§ GOAL: Count every line below in which "JSON" occurs, then give only the count.

=== PROVIDED RECORDS ===

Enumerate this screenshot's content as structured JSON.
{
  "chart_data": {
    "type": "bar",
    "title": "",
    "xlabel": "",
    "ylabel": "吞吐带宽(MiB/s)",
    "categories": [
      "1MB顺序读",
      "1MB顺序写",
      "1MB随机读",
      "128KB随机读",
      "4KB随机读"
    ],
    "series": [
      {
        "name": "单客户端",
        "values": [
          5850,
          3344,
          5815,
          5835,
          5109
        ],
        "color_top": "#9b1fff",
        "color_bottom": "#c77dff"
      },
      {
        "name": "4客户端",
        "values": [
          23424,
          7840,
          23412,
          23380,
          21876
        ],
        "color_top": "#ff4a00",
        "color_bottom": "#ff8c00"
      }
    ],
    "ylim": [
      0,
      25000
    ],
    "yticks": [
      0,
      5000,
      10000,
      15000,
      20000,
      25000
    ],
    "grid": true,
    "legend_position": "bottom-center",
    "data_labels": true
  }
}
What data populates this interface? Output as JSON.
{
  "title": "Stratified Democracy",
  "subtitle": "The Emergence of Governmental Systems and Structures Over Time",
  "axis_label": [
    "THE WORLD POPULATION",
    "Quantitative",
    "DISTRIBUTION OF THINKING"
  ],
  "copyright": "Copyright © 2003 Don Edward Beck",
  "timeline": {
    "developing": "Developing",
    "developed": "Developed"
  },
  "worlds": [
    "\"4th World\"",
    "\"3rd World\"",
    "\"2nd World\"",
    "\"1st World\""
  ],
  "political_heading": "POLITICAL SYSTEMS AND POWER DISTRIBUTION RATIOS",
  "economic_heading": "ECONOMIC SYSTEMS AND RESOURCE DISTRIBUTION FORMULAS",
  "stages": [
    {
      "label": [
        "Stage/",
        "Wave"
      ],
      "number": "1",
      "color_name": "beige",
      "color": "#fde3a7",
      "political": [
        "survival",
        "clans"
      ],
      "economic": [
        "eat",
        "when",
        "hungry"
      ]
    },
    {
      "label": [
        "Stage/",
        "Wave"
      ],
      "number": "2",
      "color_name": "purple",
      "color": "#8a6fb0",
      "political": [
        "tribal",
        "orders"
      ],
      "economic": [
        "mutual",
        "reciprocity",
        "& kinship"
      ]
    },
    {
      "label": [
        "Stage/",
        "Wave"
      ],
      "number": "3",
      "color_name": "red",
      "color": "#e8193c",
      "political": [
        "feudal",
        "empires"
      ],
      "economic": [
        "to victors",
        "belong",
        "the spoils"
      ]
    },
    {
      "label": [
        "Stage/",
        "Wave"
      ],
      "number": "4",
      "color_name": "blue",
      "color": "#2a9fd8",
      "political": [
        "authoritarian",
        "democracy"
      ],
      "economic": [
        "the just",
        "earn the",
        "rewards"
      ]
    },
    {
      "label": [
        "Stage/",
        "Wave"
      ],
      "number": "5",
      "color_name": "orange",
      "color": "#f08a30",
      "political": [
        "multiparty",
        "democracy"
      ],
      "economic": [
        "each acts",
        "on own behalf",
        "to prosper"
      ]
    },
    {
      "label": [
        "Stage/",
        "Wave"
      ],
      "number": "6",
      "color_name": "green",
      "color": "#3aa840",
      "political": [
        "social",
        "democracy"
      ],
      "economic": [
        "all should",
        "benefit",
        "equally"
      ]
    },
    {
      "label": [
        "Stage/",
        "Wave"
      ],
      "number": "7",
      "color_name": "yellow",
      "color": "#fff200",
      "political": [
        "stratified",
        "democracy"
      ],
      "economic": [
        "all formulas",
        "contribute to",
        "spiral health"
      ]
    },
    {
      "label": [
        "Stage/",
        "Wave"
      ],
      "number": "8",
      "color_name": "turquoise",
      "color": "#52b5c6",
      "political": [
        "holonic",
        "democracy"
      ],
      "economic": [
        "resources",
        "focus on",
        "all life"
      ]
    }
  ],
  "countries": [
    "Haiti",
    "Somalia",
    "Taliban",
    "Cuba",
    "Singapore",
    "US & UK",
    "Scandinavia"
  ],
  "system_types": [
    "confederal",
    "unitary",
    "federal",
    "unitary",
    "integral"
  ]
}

===

§ CORRECT RESPONSE: 2